Task objective:
Tally the lines below that contain the word "wymagań", and give only that number.

[Begin]

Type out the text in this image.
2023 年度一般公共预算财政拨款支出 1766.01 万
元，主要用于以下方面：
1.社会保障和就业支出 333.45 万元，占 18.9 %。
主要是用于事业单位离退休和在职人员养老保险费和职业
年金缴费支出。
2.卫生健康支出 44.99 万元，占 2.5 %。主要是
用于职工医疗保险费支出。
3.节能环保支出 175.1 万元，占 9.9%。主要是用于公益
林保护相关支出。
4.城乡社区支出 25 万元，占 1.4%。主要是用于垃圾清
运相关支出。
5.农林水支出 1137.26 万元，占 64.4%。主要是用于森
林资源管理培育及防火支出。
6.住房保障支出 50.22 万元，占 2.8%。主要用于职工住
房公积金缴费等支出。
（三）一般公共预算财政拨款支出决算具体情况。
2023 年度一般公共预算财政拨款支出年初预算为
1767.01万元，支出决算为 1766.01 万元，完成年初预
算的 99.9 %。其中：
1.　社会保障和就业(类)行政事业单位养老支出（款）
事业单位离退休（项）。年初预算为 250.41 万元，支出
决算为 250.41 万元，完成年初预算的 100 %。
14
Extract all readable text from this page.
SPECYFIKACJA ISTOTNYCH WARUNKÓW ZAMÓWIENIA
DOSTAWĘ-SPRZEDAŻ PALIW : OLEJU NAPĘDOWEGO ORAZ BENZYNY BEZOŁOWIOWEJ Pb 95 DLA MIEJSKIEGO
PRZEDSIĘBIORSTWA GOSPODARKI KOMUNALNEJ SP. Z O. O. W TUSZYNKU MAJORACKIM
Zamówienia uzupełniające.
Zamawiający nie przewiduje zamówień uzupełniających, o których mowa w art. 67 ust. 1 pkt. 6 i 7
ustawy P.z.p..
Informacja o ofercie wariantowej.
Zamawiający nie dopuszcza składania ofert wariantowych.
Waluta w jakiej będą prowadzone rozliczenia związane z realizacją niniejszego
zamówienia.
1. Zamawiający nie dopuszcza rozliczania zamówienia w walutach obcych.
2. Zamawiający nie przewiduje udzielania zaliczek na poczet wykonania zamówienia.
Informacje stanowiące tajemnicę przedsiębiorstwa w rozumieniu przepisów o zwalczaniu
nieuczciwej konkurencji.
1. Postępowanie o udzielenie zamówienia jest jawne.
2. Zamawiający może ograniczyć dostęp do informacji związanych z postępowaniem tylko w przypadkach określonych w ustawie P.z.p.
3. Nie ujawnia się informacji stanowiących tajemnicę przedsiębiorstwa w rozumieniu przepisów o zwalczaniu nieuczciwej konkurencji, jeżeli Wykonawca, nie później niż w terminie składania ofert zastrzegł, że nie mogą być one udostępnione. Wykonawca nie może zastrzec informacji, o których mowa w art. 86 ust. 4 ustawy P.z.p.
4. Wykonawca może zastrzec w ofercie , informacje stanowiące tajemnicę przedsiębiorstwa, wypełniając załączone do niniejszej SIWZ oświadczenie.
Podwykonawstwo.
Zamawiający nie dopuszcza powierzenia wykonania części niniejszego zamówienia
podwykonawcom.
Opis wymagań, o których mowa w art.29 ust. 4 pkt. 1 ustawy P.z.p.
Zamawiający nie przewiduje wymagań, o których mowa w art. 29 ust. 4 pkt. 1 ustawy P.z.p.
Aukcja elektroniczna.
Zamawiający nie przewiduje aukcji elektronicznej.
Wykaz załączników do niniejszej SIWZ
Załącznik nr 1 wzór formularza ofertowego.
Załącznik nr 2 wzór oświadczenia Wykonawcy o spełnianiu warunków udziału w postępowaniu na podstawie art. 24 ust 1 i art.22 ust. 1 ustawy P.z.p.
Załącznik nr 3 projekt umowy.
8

[End]

Solution for this problem:
2